TASK TO CARRY OUT >>
Please edit the material below by replacing every instance of "list-item" with "list-entry", and keep everything else unchanged.

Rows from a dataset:
------------------------

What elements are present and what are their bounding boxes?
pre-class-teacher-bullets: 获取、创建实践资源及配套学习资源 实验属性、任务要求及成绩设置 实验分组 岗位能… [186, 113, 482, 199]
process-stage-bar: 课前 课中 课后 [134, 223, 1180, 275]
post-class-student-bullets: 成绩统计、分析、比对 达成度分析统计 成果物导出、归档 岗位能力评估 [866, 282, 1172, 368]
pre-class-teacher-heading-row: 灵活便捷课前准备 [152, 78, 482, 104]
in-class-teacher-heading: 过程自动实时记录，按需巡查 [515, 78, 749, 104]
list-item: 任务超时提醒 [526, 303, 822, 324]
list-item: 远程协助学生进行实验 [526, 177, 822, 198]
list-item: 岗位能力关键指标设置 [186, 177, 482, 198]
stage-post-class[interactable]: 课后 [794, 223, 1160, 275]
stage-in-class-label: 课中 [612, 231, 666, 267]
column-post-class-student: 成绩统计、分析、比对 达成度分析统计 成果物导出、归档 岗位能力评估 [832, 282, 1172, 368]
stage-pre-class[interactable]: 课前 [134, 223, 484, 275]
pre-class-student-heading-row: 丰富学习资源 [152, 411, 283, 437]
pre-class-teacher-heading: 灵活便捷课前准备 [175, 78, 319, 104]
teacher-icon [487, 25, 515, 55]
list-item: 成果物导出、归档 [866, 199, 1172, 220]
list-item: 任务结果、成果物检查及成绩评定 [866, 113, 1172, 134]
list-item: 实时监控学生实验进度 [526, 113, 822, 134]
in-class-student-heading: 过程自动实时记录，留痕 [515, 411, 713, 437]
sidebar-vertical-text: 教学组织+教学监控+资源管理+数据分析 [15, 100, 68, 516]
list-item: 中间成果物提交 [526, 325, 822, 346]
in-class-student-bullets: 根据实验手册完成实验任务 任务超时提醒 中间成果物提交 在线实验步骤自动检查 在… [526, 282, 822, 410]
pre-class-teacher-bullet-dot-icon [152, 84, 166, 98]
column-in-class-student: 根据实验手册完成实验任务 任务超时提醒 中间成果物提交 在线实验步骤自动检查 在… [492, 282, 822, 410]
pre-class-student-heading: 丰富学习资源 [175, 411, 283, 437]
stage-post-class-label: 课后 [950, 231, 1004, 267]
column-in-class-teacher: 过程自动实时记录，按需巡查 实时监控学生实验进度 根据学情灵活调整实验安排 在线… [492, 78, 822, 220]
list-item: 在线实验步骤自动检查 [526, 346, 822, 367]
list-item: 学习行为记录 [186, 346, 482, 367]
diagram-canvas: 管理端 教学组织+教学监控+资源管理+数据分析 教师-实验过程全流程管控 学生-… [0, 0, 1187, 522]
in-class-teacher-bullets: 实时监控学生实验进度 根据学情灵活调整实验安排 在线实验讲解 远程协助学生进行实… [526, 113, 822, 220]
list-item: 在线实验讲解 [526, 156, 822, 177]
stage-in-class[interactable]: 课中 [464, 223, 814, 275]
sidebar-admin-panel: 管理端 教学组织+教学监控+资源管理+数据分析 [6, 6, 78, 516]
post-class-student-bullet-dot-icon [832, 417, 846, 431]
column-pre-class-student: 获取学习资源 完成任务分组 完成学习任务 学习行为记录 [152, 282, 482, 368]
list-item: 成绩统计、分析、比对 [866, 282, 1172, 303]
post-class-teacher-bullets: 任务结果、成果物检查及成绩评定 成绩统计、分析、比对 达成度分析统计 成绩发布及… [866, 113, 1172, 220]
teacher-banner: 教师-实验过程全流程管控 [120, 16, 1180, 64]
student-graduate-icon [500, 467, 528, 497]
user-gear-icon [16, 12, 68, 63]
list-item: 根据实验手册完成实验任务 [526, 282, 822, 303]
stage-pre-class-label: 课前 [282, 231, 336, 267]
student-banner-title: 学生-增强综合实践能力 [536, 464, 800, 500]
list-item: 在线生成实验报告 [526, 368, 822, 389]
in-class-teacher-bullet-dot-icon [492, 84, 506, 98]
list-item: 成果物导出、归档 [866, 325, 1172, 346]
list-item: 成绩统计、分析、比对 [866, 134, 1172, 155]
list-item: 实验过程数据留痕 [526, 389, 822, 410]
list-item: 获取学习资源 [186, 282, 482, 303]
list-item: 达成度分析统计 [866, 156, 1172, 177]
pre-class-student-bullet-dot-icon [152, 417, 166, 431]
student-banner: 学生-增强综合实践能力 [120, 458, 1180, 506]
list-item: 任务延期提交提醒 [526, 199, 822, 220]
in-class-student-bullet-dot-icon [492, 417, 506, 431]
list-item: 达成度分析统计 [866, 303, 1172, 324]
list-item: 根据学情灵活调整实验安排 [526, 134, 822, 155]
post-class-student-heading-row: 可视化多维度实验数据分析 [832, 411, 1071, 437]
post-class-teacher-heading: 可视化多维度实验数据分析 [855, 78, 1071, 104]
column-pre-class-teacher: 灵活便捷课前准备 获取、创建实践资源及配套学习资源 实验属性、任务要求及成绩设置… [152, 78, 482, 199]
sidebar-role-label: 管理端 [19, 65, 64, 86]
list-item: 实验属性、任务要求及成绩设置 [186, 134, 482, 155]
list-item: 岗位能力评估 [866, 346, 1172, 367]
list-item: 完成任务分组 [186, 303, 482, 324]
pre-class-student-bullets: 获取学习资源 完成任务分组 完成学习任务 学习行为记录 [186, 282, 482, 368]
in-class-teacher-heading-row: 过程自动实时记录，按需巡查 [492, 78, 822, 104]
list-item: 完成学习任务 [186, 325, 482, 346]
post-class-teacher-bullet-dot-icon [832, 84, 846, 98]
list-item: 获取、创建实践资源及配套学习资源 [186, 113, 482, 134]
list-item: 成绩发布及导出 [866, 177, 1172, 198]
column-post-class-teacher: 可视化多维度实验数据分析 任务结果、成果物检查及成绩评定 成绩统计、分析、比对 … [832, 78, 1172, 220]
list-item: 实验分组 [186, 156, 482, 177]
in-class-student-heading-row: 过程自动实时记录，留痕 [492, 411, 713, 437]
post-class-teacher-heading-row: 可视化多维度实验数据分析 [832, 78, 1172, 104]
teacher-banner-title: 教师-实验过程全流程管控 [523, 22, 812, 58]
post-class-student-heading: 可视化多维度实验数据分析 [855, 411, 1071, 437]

------------------------

FULL RESPONSE >>
What elements are present and what are their bounding boxes?
pre-class-teacher-bullets: 获取、创建实践资源及配套学习资源 实验属性、任务要求及成绩设置 实验分组 岗位能… [186, 113, 482, 199]
process-stage-bar: 课前 课中 课后 [134, 223, 1180, 275]
post-class-student-bullets: 成绩统计、分析、比对 达成度分析统计 成果物导出、归档 岗位能力评估 [866, 282, 1172, 368]
pre-class-teacher-heading-row: 灵活便捷课前准备 [152, 78, 482, 104]
in-class-teacher-heading: 过程自动实时记录，按需巡查 [515, 78, 749, 104]
list-entry: 任务超时提醒 [526, 303, 822, 324]
list-entry: 远程协助学生进行实验 [526, 177, 822, 198]
list-entry: 岗位能力关键指标设置 [186, 177, 482, 198]
stage-post-class[interactable]: 课后 [794, 223, 1160, 275]
stage-in-class-label: 课中 [612, 231, 666, 267]
column-post-class-student: 成绩统计、分析、比对 达成度分析统计 成果物导出、归档 岗位能力评估 [832, 282, 1172, 368]
stage-pre-class[interactable]: 课前 [134, 223, 484, 275]
pre-class-student-heading-row: 丰富学习资源 [152, 411, 283, 437]
pre-class-teacher-heading: 灵活便捷课前准备 [175, 78, 319, 104]
teacher-icon [487, 25, 515, 55]
list-entry: 成果物导出、归档 [866, 199, 1172, 220]
list-entry: 任务结果、成果物检查及成绩评定 [866, 113, 1172, 134]
list-entry: 实时监控学生实验进度 [526, 113, 822, 134]
in-class-student-heading: 过程自动实时记录，留痕 [515, 411, 713, 437]
sidebar-vertical-text: 教学组织+教学监控+资源管理+数据分析 [15, 100, 68, 516]
list-entry: 中间成果物提交 [526, 325, 822, 346]
in-class-student-bullets: 根据实验手册完成实验任务 任务超时提醒 中间成果物提交 在线实验步骤自动检查 在… [526, 282, 822, 410]
pre-class-teacher-bullet-dot-icon [152, 84, 166, 98]
column-in-class-student: 根据实验手册完成实验任务 任务超时提醒 中间成果物提交 在线实验步骤自动检查 在… [492, 282, 822, 410]
pre-class-student-heading: 丰富学习资源 [175, 411, 283, 437]
stage-post-class-label: 课后 [950, 231, 1004, 267]
column-in-class-teacher: 过程自动实时记录，按需巡查 实时监控学生实验进度 根据学情灵活调整实验安排 在线… [492, 78, 822, 220]
list-entry: 在线实验步骤自动检查 [526, 346, 822, 367]
list-entry: 学习行为记录 [186, 346, 482, 367]
diagram-canvas: 管理端 教学组织+教学监控+资源管理+数据分析 教师-实验过程全流程管控 学生-… [0, 0, 1187, 522]
in-class-teacher-bullets: 实时监控学生实验进度 根据学情灵活调整实验安排 在线实验讲解 远程协助学生进行实… [526, 113, 822, 220]
list-entry: 在线实验讲解 [526, 156, 822, 177]
stage-in-class[interactable]: 课中 [464, 223, 814, 275]
sidebar-admin-panel: 管理端 教学组织+教学监控+资源管理+数据分析 [6, 6, 78, 516]
post-class-student-bullet-dot-icon [832, 417, 846, 431]
column-pre-class-student: 获取学习资源 完成任务分组 完成学习任务 学习行为记录 [152, 282, 482, 368]
list-entry: 成绩统计、分析、比对 [866, 282, 1172, 303]
post-class-teacher-bullets: 任务结果、成果物检查及成绩评定 成绩统计、分析、比对 达成度分析统计 成绩发布及… [866, 113, 1172, 220]
teacher-banner: 教师-实验过程全流程管控 [120, 16, 1180, 64]
student-graduate-icon [500, 467, 528, 497]
user-gear-icon [16, 12, 68, 63]
list-entry: 根据实验手册完成实验任务 [526, 282, 822, 303]
stage-pre-class-label: 课前 [282, 231, 336, 267]
student-banner-title: 学生-增强综合实践能力 [536, 464, 800, 500]
list-entry: 在线生成实验报告 [526, 368, 822, 389]
in-class-teacher-bullet-dot-icon [492, 84, 506, 98]
list-entry: 成果物导出、归档 [866, 325, 1172, 346]
list-entry: 成绩统计、分析、比对 [866, 134, 1172, 155]
list-entry: 实验过程数据留痕 [526, 389, 822, 410]
list-entry: 获取学习资源 [186, 282, 482, 303]
list-entry: 达成度分析统计 [866, 156, 1172, 177]
pre-class-student-bullet-dot-icon [152, 417, 166, 431]
student-banner: 学生-增强综合实践能力 [120, 458, 1180, 506]
list-entry: 任务延期提交提醒 [526, 199, 822, 220]
in-class-student-bullet-dot-icon [492, 417, 506, 431]
list-entry: 达成度分析统计 [866, 303, 1172, 324]
list-entry: 根据学情灵活调整实验安排 [526, 134, 822, 155]
post-class-student-heading-row: 可视化多维度实验数据分析 [832, 411, 1071, 437]
post-class-teacher-heading: 可视化多维度实验数据分析 [855, 78, 1071, 104]
column-pre-class-teacher: 灵活便捷课前准备 获取、创建实践资源及配套学习资源 实验属性、任务要求及成绩设置… [152, 78, 482, 199]
sidebar-role-label: 管理端 [19, 65, 64, 86]
list-entry: 实验属性、任务要求及成绩设置 [186, 134, 482, 155]
list-entry: 岗位能力评估 [866, 346, 1172, 367]
list-entry: 完成任务分组 [186, 303, 482, 324]
pre-class-student-bullets: 获取学习资源 完成任务分组 完成学习任务 学习行为记录 [186, 282, 482, 368]
in-class-teacher-heading-row: 过程自动实时记录，按需巡查 [492, 78, 822, 104]
list-entry: 完成学习任务 [186, 325, 482, 346]
post-class-teacher-bullet-dot-icon [832, 84, 846, 98]
list-entry: 获取、创建实践资源及配套学习资源 [186, 113, 482, 134]
list-entry: 成绩发布及导出 [866, 177, 1172, 198]
column-post-class-teacher: 可视化多维度实验数据分析 任务结果、成果物检查及成绩评定 成绩统计、分析、比对 … [832, 78, 1172, 220]
list-entry: 实验分组 [186, 156, 482, 177]
in-class-student-heading-row: 过程自动实时记录，留痕 [492, 411, 713, 437]
post-class-teacher-heading-row: 可视化多维度实验数据分析 [832, 78, 1172, 104]
teacher-banner-title: 教师-实验过程全流程管控 [523, 22, 812, 58]
post-class-student-heading: 可视化多维度实验数据分析 [855, 411, 1071, 437]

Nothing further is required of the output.